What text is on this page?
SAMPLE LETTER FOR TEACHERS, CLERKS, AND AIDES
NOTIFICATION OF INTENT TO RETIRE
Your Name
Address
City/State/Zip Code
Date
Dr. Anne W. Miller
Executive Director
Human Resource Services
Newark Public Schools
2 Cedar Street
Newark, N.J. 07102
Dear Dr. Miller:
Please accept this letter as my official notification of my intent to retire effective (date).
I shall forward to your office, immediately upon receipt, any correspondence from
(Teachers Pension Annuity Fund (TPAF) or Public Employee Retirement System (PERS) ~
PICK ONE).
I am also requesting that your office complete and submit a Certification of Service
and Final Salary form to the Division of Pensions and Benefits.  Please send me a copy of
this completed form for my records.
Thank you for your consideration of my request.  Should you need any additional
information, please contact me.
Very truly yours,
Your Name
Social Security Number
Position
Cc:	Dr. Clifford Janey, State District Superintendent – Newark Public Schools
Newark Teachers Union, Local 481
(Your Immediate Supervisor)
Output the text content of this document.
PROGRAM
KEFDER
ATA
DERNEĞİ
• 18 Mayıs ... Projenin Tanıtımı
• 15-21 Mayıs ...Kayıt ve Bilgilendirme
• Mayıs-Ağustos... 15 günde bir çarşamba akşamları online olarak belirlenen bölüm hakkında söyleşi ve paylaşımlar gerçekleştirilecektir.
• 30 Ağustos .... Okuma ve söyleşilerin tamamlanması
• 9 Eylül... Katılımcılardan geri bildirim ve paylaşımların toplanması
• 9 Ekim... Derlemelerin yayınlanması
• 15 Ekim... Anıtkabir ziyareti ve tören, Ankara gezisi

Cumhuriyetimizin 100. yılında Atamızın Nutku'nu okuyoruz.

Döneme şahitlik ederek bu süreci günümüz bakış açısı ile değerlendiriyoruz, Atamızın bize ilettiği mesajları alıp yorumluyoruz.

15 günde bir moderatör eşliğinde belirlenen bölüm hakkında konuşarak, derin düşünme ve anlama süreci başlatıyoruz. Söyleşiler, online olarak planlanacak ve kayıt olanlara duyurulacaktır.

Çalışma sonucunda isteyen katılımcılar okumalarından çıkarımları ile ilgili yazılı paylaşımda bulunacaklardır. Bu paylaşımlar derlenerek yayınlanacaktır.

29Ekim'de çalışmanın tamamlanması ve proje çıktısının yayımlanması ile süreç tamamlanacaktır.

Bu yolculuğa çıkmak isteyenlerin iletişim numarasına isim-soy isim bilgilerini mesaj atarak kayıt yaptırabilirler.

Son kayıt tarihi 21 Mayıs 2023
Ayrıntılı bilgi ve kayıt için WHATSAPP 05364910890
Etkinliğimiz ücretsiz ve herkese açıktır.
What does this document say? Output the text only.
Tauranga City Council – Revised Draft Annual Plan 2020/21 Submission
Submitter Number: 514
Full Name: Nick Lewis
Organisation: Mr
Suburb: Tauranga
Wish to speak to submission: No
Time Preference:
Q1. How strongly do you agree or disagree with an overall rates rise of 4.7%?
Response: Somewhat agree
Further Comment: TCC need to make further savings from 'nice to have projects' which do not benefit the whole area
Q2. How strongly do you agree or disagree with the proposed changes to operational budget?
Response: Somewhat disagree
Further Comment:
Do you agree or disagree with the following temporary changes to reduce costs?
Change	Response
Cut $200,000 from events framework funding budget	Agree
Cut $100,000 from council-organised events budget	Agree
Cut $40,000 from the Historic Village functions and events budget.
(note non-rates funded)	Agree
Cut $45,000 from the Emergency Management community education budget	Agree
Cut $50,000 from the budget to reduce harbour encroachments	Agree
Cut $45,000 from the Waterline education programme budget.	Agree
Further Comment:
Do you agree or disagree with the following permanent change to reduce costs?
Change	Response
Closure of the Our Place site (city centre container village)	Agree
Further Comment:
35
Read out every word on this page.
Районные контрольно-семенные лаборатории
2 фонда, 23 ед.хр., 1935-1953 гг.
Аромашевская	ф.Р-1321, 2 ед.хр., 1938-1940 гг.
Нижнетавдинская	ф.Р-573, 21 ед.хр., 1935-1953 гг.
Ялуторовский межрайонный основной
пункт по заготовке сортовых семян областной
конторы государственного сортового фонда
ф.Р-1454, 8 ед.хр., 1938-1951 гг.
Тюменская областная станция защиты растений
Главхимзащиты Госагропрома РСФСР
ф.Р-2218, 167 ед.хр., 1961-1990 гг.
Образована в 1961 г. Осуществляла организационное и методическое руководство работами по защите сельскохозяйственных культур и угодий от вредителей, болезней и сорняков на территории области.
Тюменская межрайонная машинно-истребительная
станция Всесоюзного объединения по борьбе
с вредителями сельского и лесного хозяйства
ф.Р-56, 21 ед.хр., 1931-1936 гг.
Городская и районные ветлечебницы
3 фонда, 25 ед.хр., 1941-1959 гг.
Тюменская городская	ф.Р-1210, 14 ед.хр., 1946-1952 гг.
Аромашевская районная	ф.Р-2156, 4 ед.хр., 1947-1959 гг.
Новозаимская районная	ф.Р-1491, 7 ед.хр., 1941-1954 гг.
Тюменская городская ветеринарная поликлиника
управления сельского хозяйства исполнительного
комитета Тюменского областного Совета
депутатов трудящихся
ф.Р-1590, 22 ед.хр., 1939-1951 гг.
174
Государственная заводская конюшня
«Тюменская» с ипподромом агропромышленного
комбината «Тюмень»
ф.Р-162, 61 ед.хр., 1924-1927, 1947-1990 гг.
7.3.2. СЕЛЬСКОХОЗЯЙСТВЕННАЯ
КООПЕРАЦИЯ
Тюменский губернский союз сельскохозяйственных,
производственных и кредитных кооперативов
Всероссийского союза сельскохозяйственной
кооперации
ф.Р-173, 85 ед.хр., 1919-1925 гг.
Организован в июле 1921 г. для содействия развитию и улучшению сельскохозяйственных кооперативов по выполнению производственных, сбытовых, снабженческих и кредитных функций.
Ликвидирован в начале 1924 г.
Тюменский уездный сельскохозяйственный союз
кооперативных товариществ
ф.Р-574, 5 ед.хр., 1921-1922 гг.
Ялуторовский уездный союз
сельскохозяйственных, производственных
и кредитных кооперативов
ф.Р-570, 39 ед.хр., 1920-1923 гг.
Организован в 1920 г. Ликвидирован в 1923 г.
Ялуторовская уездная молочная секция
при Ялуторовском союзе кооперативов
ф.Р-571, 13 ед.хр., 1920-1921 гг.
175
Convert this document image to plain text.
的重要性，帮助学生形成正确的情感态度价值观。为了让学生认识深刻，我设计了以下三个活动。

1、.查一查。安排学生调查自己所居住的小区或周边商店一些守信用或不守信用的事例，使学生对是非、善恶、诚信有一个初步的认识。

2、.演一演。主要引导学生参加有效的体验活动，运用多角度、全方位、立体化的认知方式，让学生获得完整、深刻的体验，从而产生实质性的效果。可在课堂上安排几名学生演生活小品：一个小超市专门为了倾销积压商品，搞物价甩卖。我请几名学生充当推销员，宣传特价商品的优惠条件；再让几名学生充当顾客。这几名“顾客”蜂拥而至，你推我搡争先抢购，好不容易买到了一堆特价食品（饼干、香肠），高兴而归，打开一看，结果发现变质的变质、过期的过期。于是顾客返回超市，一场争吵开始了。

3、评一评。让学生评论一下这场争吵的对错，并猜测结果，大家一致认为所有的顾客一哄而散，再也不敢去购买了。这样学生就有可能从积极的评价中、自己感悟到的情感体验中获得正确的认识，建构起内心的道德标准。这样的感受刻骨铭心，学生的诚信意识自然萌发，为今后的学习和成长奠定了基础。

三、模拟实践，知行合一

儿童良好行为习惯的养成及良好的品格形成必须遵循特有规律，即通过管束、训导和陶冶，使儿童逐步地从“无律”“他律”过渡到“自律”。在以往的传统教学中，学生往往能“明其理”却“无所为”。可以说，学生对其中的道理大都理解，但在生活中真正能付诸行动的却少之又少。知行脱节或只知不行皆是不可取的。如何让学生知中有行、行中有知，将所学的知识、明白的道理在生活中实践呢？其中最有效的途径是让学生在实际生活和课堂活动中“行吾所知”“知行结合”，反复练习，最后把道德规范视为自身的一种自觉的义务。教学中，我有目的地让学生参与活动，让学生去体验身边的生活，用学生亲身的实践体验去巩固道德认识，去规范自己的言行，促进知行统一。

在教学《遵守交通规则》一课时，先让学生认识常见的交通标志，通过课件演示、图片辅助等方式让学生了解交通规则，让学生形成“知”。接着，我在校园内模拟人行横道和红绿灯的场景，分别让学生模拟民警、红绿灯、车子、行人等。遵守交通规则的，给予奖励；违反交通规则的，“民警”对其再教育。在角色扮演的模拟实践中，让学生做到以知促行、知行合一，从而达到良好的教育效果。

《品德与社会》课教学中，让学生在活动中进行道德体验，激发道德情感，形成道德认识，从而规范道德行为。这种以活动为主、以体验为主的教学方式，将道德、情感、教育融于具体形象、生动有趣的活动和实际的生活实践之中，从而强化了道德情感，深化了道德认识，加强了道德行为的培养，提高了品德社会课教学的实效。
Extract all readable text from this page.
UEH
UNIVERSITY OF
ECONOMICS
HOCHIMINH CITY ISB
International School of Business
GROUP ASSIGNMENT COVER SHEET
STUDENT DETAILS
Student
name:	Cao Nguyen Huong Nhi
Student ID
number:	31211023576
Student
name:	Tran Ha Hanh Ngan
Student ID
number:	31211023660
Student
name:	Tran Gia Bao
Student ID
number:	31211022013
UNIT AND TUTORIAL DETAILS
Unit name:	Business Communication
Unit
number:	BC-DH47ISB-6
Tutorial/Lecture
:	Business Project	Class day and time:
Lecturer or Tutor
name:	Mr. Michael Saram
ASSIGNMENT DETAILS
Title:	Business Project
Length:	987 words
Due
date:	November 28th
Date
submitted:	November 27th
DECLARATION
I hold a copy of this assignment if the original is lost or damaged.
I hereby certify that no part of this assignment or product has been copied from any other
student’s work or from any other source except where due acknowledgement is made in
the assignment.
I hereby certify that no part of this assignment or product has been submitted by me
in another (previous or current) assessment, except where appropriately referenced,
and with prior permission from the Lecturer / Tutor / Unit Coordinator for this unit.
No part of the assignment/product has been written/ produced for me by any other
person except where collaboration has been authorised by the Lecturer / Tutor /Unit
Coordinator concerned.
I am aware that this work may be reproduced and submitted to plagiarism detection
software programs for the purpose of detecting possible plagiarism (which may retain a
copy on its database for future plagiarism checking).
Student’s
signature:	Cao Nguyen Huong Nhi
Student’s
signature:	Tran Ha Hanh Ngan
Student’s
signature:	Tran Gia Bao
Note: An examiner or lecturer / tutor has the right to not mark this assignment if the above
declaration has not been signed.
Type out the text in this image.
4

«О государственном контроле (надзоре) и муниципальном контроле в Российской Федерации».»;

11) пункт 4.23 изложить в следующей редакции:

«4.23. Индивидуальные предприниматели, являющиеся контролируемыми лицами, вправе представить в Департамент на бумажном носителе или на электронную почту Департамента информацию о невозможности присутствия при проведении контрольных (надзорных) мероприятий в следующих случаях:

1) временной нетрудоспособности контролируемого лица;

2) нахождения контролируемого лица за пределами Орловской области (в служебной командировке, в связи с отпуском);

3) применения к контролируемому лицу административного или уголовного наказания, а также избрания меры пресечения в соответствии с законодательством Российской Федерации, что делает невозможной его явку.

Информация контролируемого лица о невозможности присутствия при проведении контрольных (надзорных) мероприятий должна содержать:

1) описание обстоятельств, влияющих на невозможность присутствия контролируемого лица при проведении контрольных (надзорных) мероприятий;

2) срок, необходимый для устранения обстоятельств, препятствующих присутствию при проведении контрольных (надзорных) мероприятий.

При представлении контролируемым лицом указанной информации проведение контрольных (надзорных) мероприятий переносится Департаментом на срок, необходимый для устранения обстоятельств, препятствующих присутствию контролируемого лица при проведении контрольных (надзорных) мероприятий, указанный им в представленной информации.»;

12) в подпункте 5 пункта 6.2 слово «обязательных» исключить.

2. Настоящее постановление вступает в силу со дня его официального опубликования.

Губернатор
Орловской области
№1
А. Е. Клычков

• [THE PROBLEM] Return all lines with the word "submitted" in them.

• [TASK RESULT]
submitted:	November 27th
I hereby certify that no part of this assignment or product has been submitted by me
I am aware that this work may be reproduced and submitted to plagiarism detection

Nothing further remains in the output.